§ Records from a data source:
----------
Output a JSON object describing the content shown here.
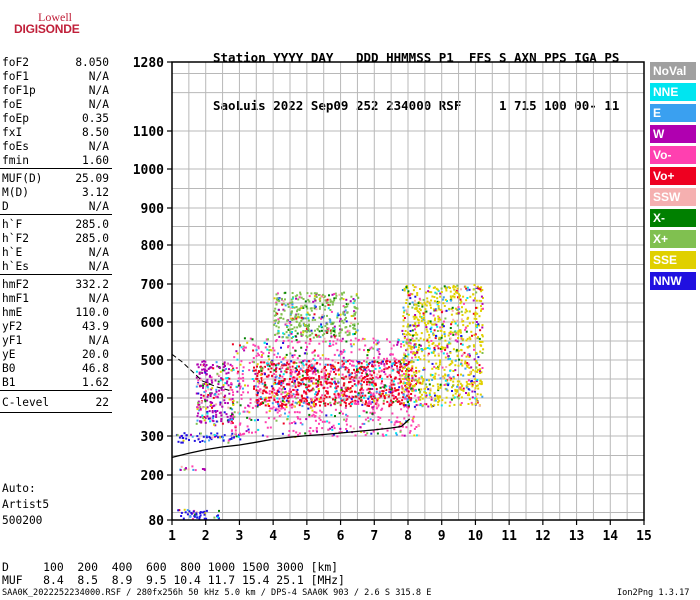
{
  "logo": {
    "line1": "Lowell",
    "line2": "DIGISONDE"
  },
  "header": {
    "line1": "Station YYYY DAY   DDD HHMMSS P1  FFS S AXN PPS IGA PS",
    "line2": "SaoLuis 2022 Sep09 252 234000 RSF     1 715 100 00- 11"
  },
  "params": [
    {
      "label": "foF2",
      "value": "8.050"
    },
    {
      "label": "foF1",
      "value": "N/A"
    },
    {
      "label": "foF1p",
      "value": "N/A"
    },
    {
      "label": "foE",
      "value": "N/A"
    },
    {
      "label": "foEp",
      "value": "0.35"
    },
    {
      "label": "fxI",
      "value": "8.50"
    },
    {
      "label": "foEs",
      "value": "N/A"
    },
    {
      "label": "fmin",
      "value": "1.60"
    },
    {
      "label": "MUF(D)",
      "value": "25.09"
    },
    {
      "label": "M(D)",
      "value": "3.12"
    },
    {
      "label": "D",
      "value": "N/A"
    },
    {
      "label": "h`F",
      "value": "285.0"
    },
    {
      "label": "h`F2",
      "value": "285.0"
    },
    {
      "label": "h`E",
      "value": "N/A"
    },
    {
      "label": "h`Es",
      "value": "N/A"
    },
    {
      "label": "hmF2",
      "value": "332.2"
    },
    {
      "label": "hmF1",
      "value": "N/A"
    },
    {
      "label": "hmE",
      "value": "110.0"
    },
    {
      "label": "yF2",
      "value": "43.9"
    },
    {
      "label": "yF1",
      "value": "N/A"
    },
    {
      "label": "yE",
      "value": "20.0"
    },
    {
      "label": "B0",
      "value": "46.8"
    },
    {
      "label": "B1",
      "value": "1.62"
    },
    {
      "label": "C-level",
      "value": "22"
    }
  ],
  "auto": {
    "line1": "Auto:",
    "line2": "Artist5",
    "line3": "500200"
  },
  "legend": [
    {
      "label": "NoVal",
      "color": "#a0a0a0"
    },
    {
      "label": "NNE",
      "color": "#00e5f0"
    },
    {
      "label": "E",
      "color": "#3aa0f0"
    },
    {
      "label": "W",
      "color": "#b000b0"
    },
    {
      "label": "Vo-",
      "color": "#ff40b0"
    },
    {
      "label": "Vo+",
      "color": "#ee0020"
    },
    {
      "label": "SSW",
      "color": "#f5b0b0"
    },
    {
      "label": "X-",
      "color": "#008000"
    },
    {
      "label": "X+",
      "color": "#80c050"
    },
    {
      "label": "SSE",
      "color": "#e0d000"
    },
    {
      "label": "NNW",
      "color": "#2010e0"
    }
  ],
  "footer": {
    "d_row": "D     100  200  400  600  800 1000 1500 3000 [km]",
    "muf_row": "MUF   8.4  8.5  8.9  9.5 10.4 11.7 15.4 25.1 [MHz]",
    "file_info": "SAA0K_2022252234000.RSF / 280fx256h 50 kHz 5.0 km / DPS-4 SAA0K 903 / 2.6 S 315.8 E",
    "version": "Ion2Png 1.3.17"
  },
  "chart_data": {
    "type": "scatter",
    "title": "",
    "xlabel": "",
    "ylabel": "",
    "xlim": [
      1,
      15
    ],
    "ylim": [
      80,
      1280
    ],
    "x_ticks": [
      1,
      2,
      3,
      4,
      5,
      6,
      7,
      8,
      9,
      10,
      11,
      12,
      13,
      14,
      15
    ],
    "y_ticks": [
      80,
      200,
      300,
      400,
      500,
      600,
      700,
      800,
      900,
      1000,
      1100,
      1280
    ],
    "grid": true,
    "y_scale": "mixed (linear, compressed above 1000 km)",
    "trace_profile": {
      "name": "",
      "x": [
        1.0,
        1.5,
        2.0,
        2.5,
        3.0,
        3.5,
        4.0,
        4.5,
        5.0,
        5.5,
        6.0,
        6.5,
        7.0,
        7.5,
        7.8,
        8.05
      ],
      "y": [
        245,
        256,
        265,
        272,
        277,
        284,
        292,
        297,
        301,
        304,
        308,
        312,
        316,
        321,
        325,
        345
      ]
    },
    "dashed_profile": {
      "x": [
        1.0,
        1.3,
        1.6,
        1.9,
        2.3,
        2.7
      ],
      "y": [
        515,
        495,
        470,
        445,
        430,
        420
      ]
    },
    "echo_regions": [
      {
        "x": [
          1.1,
          3.0
        ],
        "y": [
          285,
          310
        ],
        "color": "NNW"
      },
      {
        "x": [
          1.7,
          2.8
        ],
        "y": [
          330,
          500
        ],
        "color": "W"
      },
      {
        "x": [
          2.7,
          8.3
        ],
        "y": [
          300,
          560
        ],
        "color": "Vo-"
      },
      {
        "x": [
          3.4,
          8.1
        ],
        "y": [
          380,
          500
        ],
        "color": "Vo+"
      },
      {
        "x": [
          4.0,
          6.5
        ],
        "y": [
          560,
          680
        ],
        "color": "X+"
      },
      {
        "x": [
          7.8,
          10.2
        ],
        "y": [
          380,
          700
        ],
        "color": "SSE"
      },
      {
        "x": [
          1.1,
          2.4
        ],
        "y": [
          85,
          110
        ],
        "color": "NNW"
      },
      {
        "x": [
          1.1,
          2.0
        ],
        "y": [
          215,
          225
        ],
        "color": "W"
      }
    ]
  }
}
----------
§ YOUR GOAL:
Restate the listing above word for word, and skip the pictures.

§ ANSWER TO THE TASK:
Output a JSON object describing the content shown here.
{
  "logo": {
    "line1": "Lowell",
    "line2": "DIGISONDE"
  },
  "header": {
    "line1": "Station YYYY DAY   DDD HHMMSS P1  FFS S AXN PPS IGA PS",
    "line2": "SaoLuis 2022 Sep09 252 234000 RSF     1 715 100 00- 11"
  },
  "params": [
    {
      "label": "foF2",
      "value": "8.050"
    },
    {
      "label": "foF1",
      "value": "N/A"
    },
    {
      "label": "foF1p",
      "value": "N/A"
    },
    {
      "label": "foE",
      "value": "N/A"
    },
    {
      "label": "foEp",
      "value": "0.35"
    },
    {
      "label": "fxI",
      "value": "8.50"
    },
    {
      "label": "foEs",
      "value": "N/A"
    },
    {
      "label": "fmin",
      "value": "1.60"
    },
    {
      "label": "MUF(D)",
      "value": "25.09"
    },
    {
      "label": "M(D)",
      "value": "3.12"
    },
    {
      "label": "D",
      "value": "N/A"
    },
    {
      "label": "h`F",
      "value": "285.0"
    },
    {
      "label": "h`F2",
      "value": "285.0"
    },
    {
      "label": "h`E",
      "value": "N/A"
    },
    {
      "label": "h`Es",
      "value": "N/A"
    },
    {
      "label": "hmF2",
      "value": "332.2"
    },
    {
      "label": "hmF1",
      "value": "N/A"
    },
    {
      "label": "hmE",
      "value": "110.0"
    },
    {
      "label": "yF2",
      "value": "43.9"
    },
    {
      "label": "yF1",
      "value": "N/A"
    },
    {
      "label": "yE",
      "value": "20.0"
    },
    {
      "label": "B0",
      "value": "46.8"
    },
    {
      "label": "B1",
      "value": "1.62"
    },
    {
      "label": "C-level",
      "value": "22"
    }
  ],
  "auto": {
    "line1": "Auto:",
    "line2": "Artist5",
    "line3": "500200"
  },
  "legend": [
    {
      "label": "NoVal",
      "color": "#a0a0a0"
    },
    {
      "label": "NNE",
      "color": "#00e5f0"
    },
    {
      "label": "E",
      "color": "#3aa0f0"
    },
    {
      "label": "W",
      "color": "#b000b0"
    },
    {
      "label": "Vo-",
      "color": "#ff40b0"
    },
    {
      "label": "Vo+",
      "color": "#ee0020"
    },
    {
      "label": "SSW",
      "color": "#f5b0b0"
    },
    {
      "label": "X-",
      "color": "#008000"
    },
    {
      "label": "X+",
      "color": "#80c050"
    },
    {
      "label": "SSE",
      "color": "#e0d000"
    },
    {
      "label": "NNW",
      "color": "#2010e0"
    }
  ],
  "footer": {
    "d_row": "D     100  200  400  600  800 1000 1500 3000 [km]",
    "muf_row": "MUF   8.4  8.5  8.9  9.5 10.4 11.7 15.4 25.1 [MHz]",
    "file_info": "SAA0K_2022252234000.RSF / 280fx256h 50 kHz 5.0 km / DPS-4 SAA0K 903 / 2.6 S 315.8 E",
    "version": "Ion2Png 1.3.17"
  },
  "chart_data": {
    "type": "scatter",
    "title": "",
    "xlabel": "",
    "ylabel": "",
    "xlim": [
      1,
      15
    ],
    "ylim": [
      80,
      1280
    ],
    "x_ticks": [
      1,
      2,
      3,
      4,
      5,
      6,
      7,
      8,
      9,
      10,
      11,
      12,
      13,
      14,
      15
    ],
    "y_ticks": [
      80,
      200,
      300,
      400,
      500,
      600,
      700,
      800,
      900,
      1000,
      1100,
      1280
    ],
    "grid": true,
    "y_scale": "mixed (linear, compressed above 1000 km)",
    "trace_profile": {
      "name": "",
      "x": [
        1.0,
        1.5,
        2.0,
        2.5,
        3.0,
        3.5,
        4.0,
        4.5,
        5.0,
        5.5,
        6.0,
        6.5,
        7.0,
        7.5,
        7.8,
        8.05
      ],
      "y": [
        245,
        256,
        265,
        272,
        277,
        284,
        292,
        297,
        301,
        304,
        308,
        312,
        316,
        321,
        325,
        345
      ]
    },
    "dashed_profile": {
      "x": [
        1.0,
        1.3,
        1.6,
        1.9,
        2.3,
        2.7
      ],
      "y": [
        515,
        495,
        470,
        445,
        430,
        420
      ]
    },
    "echo_regions": [
      {
        "x": [
          1.1,
          3.0
        ],
        "y": [
          285,
          310
        ],
        "color": "NNW"
      },
      {
        "x": [
          1.7,
          2.8
        ],
        "y": [
          330,
          500
        ],
        "color": "W"
      },
      {
        "x": [
          2.7,
          8.3
        ],
        "y": [
          300,
          560
        ],
        "color": "Vo-"
      },
      {
        "x": [
          3.4,
          8.1
        ],
        "y": [
          380,
          500
        ],
        "color": "Vo+"
      },
      {
        "x": [
          4.0,
          6.5
        ],
        "y": [
          560,
          680
        ],
        "color": "X+"
      },
      {
        "x": [
          7.8,
          10.2
        ],
        "y": [
          380,
          700
        ],
        "color": "SSE"
      },
      {
        "x": [
          1.1,
          2.4
        ],
        "y": [
          85,
          110
        ],
        "color": "NNW"
      },
      {
        "x": [
          1.1,
          2.0
        ],
        "y": [
          215,
          225
        ],
        "color": "W"
      }
    ]
  }
}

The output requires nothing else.